--- The input ---
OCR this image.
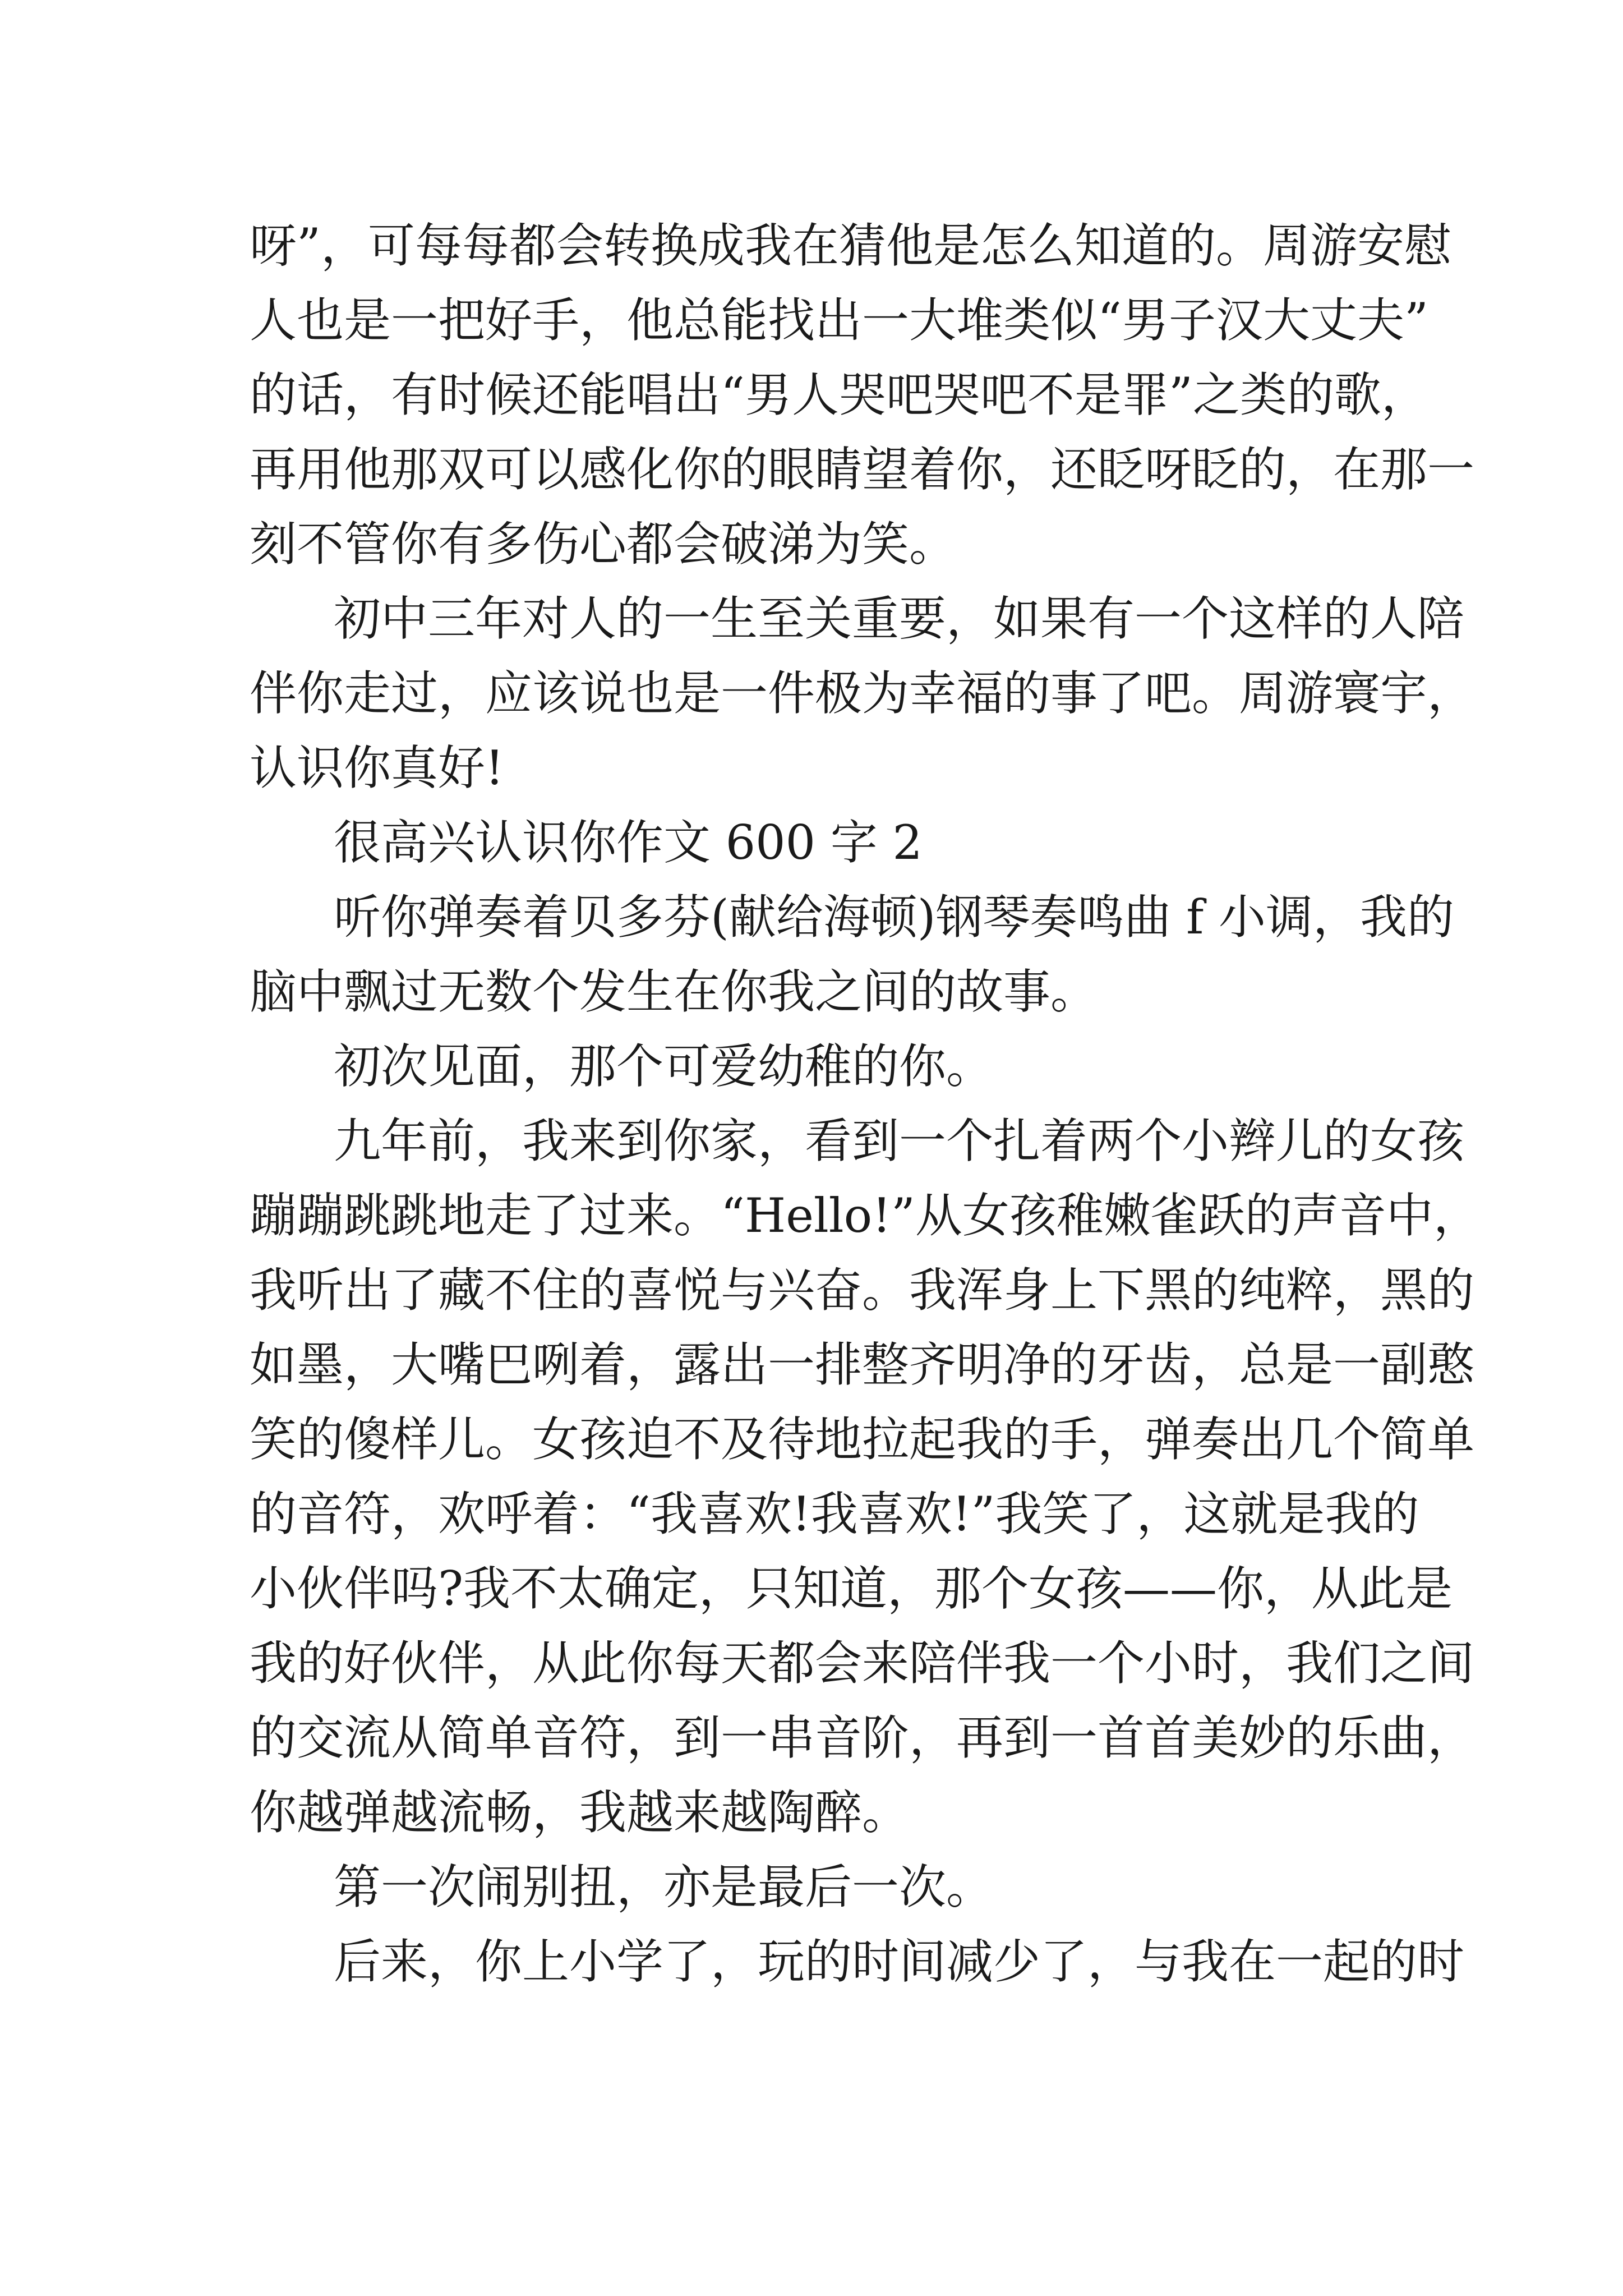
呀”，可每每都会转换成我在猜他是怎么知道的。周游安慰
人也是一把好手，他总能找出一大堆类似“男子汉大丈夫”
的话，有时候还能唱出“男人哭吧哭吧不是罪”之类的歌，
再用他那双可以感化你的眼睛望着你，还眨呀眨的，在那一
刻不管你有多伤心都会破涕为笑。
初中三年对人的一生至关重要，如果有一个这样的人陪
伴你走过，应该说也是一件极为幸福的事了吧。周游寰宇，
认识你真好!
很高兴认识你作文 600 字 2
听你弹奏着贝多芬(献给海顿)钢琴奏鸣曲 f 小调，我的
脑中飘过无数个发生在你我之间的故事。
初次见面，那个可爱幼稚的你。
九年前，我来到你家，看到一个扎着两个小辫儿的女孩
蹦蹦跳跳地走了过来。“Hello!”从女孩稚嫩雀跃的声音中，
我听出了藏不住的喜悦与兴奋。我浑身上下黑的纯粹，黑的
如墨，大嘴巴咧着，露出一排整齐明净的牙齿，总是一副憨
笑的傻样儿。女孩迫不及待地拉起我的手，弹奏出几个简单
的音符，欢呼着：“我喜欢!我喜欢!”我笑了，这就是我的
小伙伴吗?我不太确定，只知道，那个女孩——你，从此是
我的好伙伴，从此你每天都会来陪伴我一个小时，我们之间
的交流从简单音符，到一串音阶，再到一首首美妙的乐曲，
你越弹越流畅，我越来越陶醉。
第一次闹别扭，亦是最后一次。
后来，你上小学了，玩的时间减少了，与我在一起的时
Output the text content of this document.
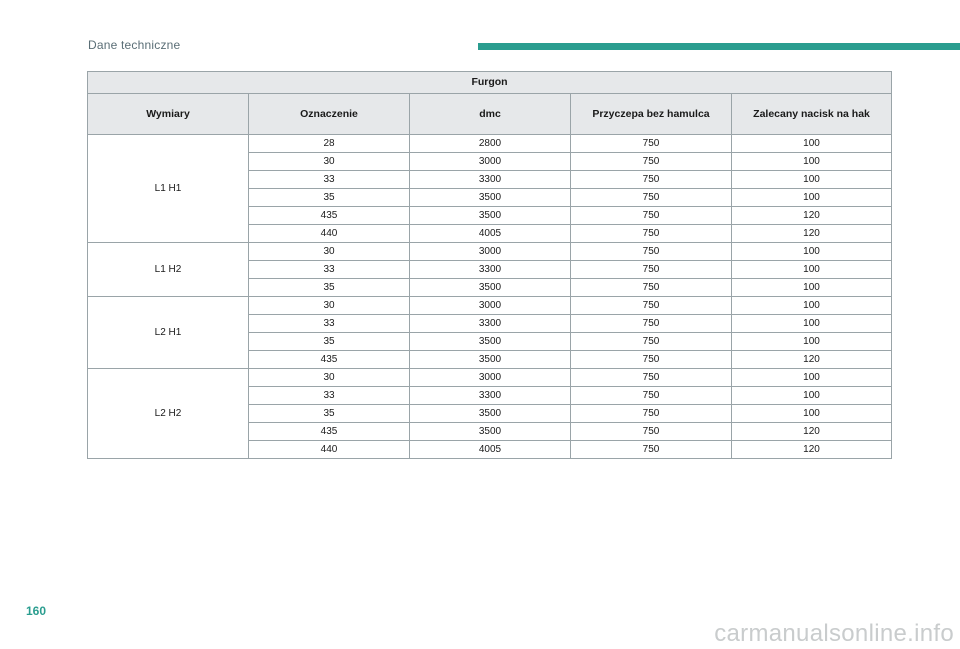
Dane techniczne
Furgon				
Wymiary	Oznaczenie	dmc	Przyczepa bez hamulca	Zalecany nacisk na hak
L1 H1	28	2800	750	100
	30	3000	750	100
	33	3300	750	100
	35	3500	750	100
	435	3500	750	120
	440	4005	750	120
L1 H2	30	3000	750	100
	33	3300	750	100
	35	3500	750	100
L2 H1	30	3000	750	100
	33	3300	750	100
	35	3500	750	100
	435	3500	750	120
L2 H2	30	3000	750	100
	33	3300	750	100
	35	3500	750	100
	435	3500	750	120
	440	4005	750	120
160
carmanualsonline.info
---
-- Goal of the exercise --
Go through the data above and find the lines with the word "this". Copy each of those lines.

-- Solution to the exercise --
OCR this image.
Output the text content of this document.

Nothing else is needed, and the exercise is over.